:: DATA LINES ::

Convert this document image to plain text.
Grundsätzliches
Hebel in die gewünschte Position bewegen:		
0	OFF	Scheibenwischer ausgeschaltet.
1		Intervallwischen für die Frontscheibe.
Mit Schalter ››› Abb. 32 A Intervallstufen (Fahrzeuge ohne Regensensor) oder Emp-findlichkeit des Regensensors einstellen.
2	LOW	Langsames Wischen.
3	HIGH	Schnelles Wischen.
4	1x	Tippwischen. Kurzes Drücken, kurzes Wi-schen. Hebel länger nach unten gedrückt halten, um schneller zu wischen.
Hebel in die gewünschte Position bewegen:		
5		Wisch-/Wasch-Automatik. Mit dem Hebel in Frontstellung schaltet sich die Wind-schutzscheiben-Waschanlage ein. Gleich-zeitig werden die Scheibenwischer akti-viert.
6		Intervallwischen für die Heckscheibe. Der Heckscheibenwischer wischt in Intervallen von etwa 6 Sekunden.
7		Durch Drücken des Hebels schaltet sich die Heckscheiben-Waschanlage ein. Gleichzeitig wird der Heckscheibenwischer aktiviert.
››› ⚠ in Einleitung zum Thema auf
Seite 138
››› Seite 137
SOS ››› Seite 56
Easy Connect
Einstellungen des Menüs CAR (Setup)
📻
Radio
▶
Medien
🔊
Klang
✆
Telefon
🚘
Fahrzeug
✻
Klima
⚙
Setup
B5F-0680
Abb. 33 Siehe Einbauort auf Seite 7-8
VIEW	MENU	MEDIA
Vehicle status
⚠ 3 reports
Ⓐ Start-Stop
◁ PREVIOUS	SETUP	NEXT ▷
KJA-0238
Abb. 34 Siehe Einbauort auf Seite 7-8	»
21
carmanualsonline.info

:::

GOAL: Repeat the records above exactly, leaving none out.

OUTPUT OF THE TASK:
Convert this document image to plain text.
Grundsätzliches
Hebel in die gewünschte Position bewegen:		
0	OFF	Scheibenwischer ausgeschaltet.
1		Intervallwischen für die Frontscheibe.
Mit Schalter ››› Abb. 32 A Intervallstufen (Fahrzeuge ohne Regensensor) oder Emp-findlichkeit des Regensensors einstellen.
2	LOW	Langsames Wischen.
3	HIGH	Schnelles Wischen.
4	1x	Tippwischen. Kurzes Drücken, kurzes Wi-schen. Hebel länger nach unten gedrückt halten, um schneller zu wischen.
Hebel in die gewünschte Position bewegen:		
5		Wisch-/Wasch-Automatik. Mit dem Hebel in Frontstellung schaltet sich die Wind-schutzscheiben-Waschanlage ein. Gleich-zeitig werden die Scheibenwischer akti-viert.
6		Intervallwischen für die Heckscheibe. Der Heckscheibenwischer wischt in Intervallen von etwa 6 Sekunden.
7		Durch Drücken des Hebels schaltet sich die Heckscheiben-Waschanlage ein. Gleichzeitig wird der Heckscheibenwischer aktiviert.
››› ⚠ in Einleitung zum Thema auf
Seite 138
››› Seite 137
SOS ››› Seite 56
Easy Connect
Einstellungen des Menüs CAR (Setup)
📻
Radio
▶
Medien
🔊
Klang
✆
Telefon
🚘
Fahrzeug
✻
Klima
⚙
Setup
B5F-0680
Abb. 33 Siehe Einbauort auf Seite 7-8
VIEW	MENU	MEDIA
Vehicle status
⚠ 3 reports
Ⓐ Start-Stop
◁ PREVIOUS	SETUP	NEXT ▷
KJA-0238
Abb. 34 Siehe Einbauort auf Seite 7-8	»
21
carmanualsonline.info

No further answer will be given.